EXERCISE DIRECTIONS: Where a line holds the string "Tasks", return that line.

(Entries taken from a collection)
[Begin]

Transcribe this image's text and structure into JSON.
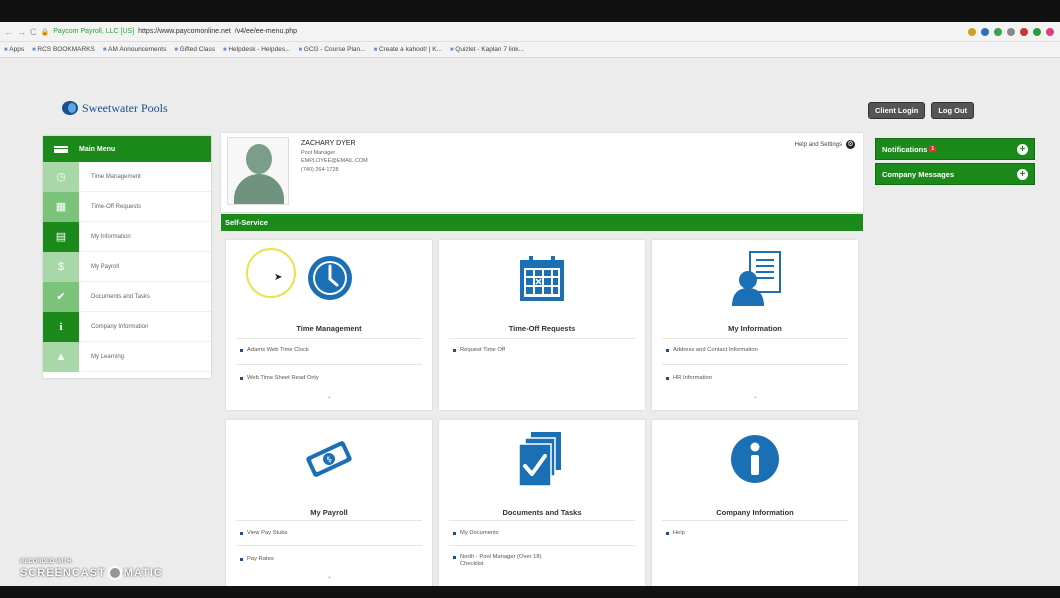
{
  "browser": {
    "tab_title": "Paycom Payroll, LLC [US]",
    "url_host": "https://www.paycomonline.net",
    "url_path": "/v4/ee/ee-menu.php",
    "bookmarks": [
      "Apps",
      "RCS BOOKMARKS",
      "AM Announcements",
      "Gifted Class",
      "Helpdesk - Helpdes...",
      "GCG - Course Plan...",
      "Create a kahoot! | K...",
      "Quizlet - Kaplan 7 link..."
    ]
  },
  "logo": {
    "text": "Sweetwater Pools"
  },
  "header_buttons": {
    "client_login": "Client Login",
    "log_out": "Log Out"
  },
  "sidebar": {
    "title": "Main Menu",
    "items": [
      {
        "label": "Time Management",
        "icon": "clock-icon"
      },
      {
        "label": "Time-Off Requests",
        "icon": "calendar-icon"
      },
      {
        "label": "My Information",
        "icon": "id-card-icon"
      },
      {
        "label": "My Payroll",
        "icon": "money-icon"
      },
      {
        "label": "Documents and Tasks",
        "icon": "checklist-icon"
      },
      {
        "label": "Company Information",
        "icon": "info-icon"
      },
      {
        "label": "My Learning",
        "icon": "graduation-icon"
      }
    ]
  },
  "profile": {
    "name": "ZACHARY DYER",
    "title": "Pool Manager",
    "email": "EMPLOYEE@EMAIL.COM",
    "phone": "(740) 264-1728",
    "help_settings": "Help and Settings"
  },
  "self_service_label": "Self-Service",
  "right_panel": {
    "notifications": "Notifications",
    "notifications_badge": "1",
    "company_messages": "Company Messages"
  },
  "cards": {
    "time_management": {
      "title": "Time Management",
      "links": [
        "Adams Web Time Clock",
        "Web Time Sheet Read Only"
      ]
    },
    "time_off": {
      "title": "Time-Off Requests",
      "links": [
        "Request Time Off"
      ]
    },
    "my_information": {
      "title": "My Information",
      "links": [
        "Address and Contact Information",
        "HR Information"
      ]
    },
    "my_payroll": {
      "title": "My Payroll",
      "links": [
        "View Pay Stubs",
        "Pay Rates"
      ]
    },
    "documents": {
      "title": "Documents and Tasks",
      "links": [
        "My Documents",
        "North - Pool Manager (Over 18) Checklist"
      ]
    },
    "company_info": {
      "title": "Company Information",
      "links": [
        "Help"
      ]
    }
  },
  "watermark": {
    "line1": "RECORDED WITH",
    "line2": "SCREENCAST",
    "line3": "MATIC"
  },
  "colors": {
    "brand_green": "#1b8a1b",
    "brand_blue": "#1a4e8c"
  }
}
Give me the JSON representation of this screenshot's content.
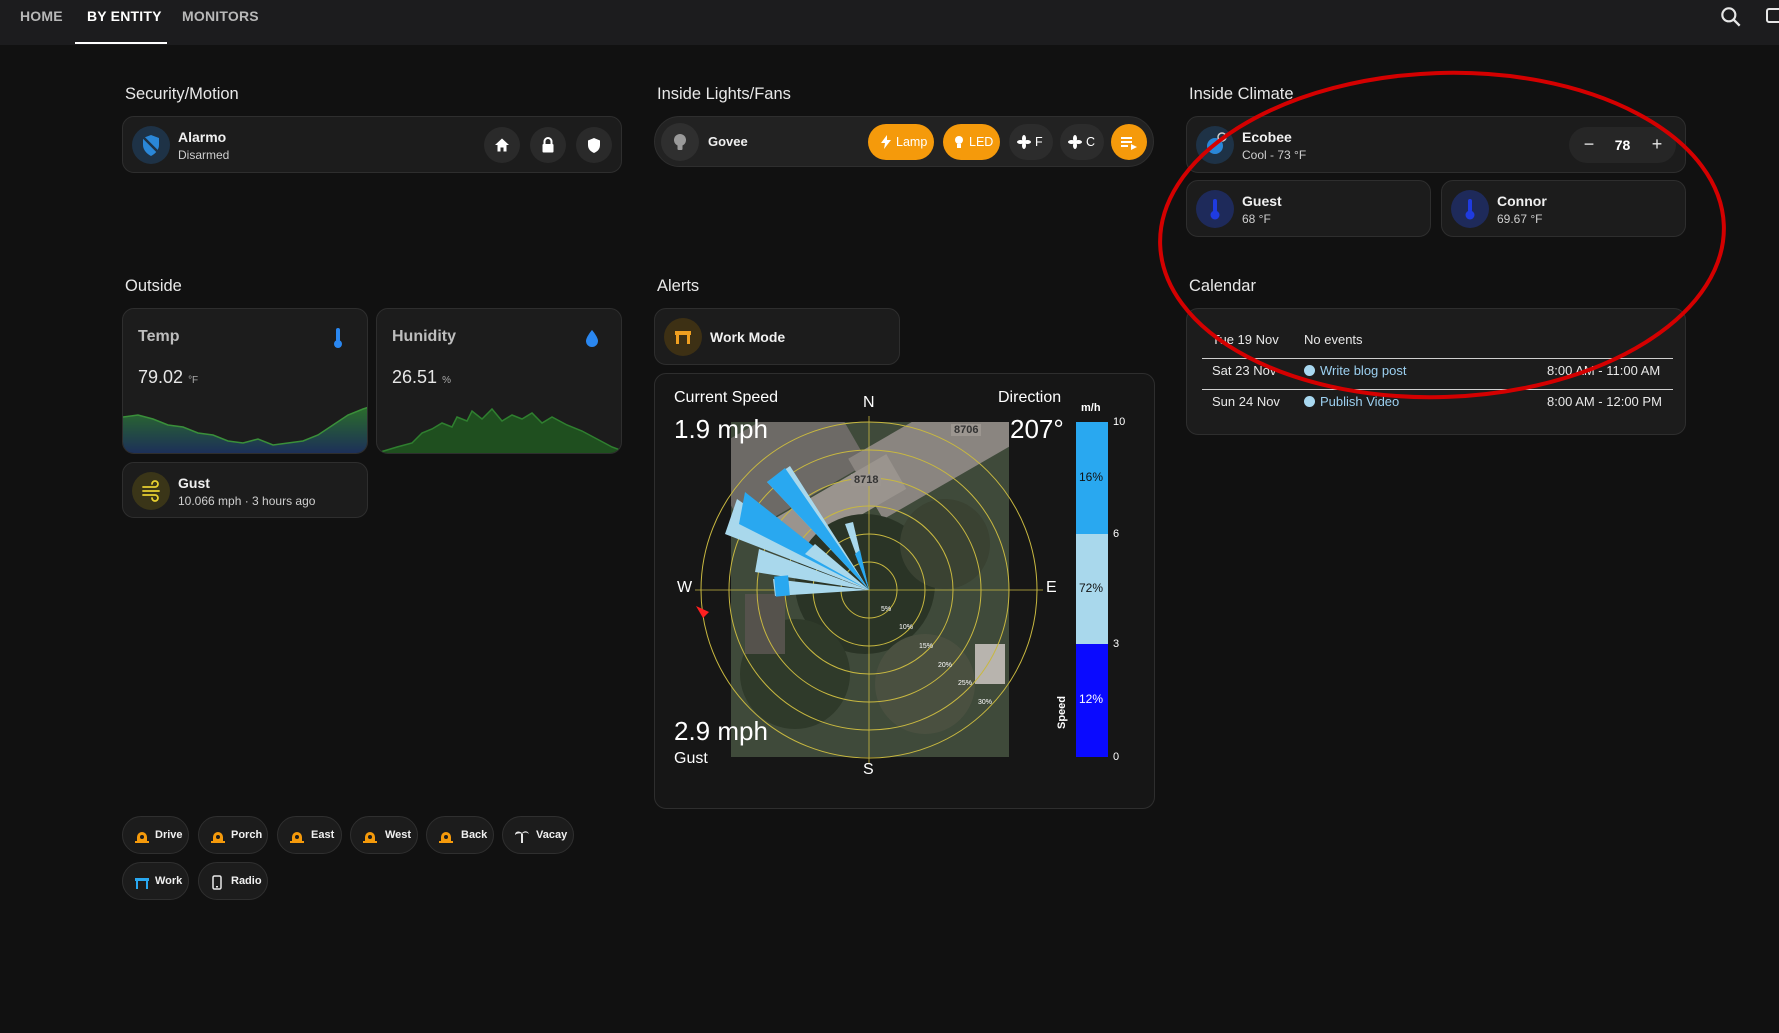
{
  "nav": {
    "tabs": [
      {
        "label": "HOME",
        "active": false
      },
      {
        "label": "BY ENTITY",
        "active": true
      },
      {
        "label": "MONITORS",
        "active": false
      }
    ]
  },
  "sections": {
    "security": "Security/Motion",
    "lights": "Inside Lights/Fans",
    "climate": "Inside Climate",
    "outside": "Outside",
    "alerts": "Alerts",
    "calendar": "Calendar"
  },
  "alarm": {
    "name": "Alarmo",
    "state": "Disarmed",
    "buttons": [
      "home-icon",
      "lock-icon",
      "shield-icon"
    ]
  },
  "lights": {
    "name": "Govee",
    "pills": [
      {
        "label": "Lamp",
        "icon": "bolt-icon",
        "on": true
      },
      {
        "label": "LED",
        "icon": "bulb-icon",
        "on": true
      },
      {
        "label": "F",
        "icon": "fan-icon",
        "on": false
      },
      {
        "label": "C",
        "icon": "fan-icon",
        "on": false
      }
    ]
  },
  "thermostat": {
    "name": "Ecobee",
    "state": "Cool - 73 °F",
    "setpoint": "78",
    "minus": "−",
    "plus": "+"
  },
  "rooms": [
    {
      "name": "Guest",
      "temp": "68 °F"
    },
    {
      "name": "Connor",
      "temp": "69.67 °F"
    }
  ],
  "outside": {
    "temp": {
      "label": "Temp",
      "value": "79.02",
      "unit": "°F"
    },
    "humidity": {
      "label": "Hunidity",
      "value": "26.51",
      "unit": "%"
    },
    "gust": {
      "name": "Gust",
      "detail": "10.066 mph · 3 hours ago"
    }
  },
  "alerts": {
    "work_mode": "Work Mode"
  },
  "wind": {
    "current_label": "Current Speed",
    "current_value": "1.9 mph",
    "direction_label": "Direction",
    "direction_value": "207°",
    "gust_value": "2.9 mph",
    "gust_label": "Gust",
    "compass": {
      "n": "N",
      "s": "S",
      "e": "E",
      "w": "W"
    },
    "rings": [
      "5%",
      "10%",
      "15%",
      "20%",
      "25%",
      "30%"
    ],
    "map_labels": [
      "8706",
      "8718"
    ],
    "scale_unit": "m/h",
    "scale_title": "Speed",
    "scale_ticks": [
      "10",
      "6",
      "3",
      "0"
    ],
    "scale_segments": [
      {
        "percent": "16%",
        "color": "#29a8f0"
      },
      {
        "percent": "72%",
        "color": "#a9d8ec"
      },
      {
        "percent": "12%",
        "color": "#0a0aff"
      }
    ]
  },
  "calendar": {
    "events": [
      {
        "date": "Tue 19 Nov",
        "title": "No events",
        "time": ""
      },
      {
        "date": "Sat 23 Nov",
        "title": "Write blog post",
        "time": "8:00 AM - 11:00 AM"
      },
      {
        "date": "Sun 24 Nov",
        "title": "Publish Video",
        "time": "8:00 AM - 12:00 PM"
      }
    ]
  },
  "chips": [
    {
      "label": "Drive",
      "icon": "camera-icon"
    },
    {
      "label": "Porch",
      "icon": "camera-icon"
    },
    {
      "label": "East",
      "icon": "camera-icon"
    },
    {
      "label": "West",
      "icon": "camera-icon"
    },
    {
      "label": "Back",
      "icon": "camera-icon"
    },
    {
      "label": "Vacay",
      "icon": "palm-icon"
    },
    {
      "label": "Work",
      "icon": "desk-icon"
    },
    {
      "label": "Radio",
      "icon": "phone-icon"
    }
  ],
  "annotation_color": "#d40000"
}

[End]

SOLUTION TO THIS PROBLEM:
        "label": "Documents and Tasks",
      "title": "Documents and Tasks",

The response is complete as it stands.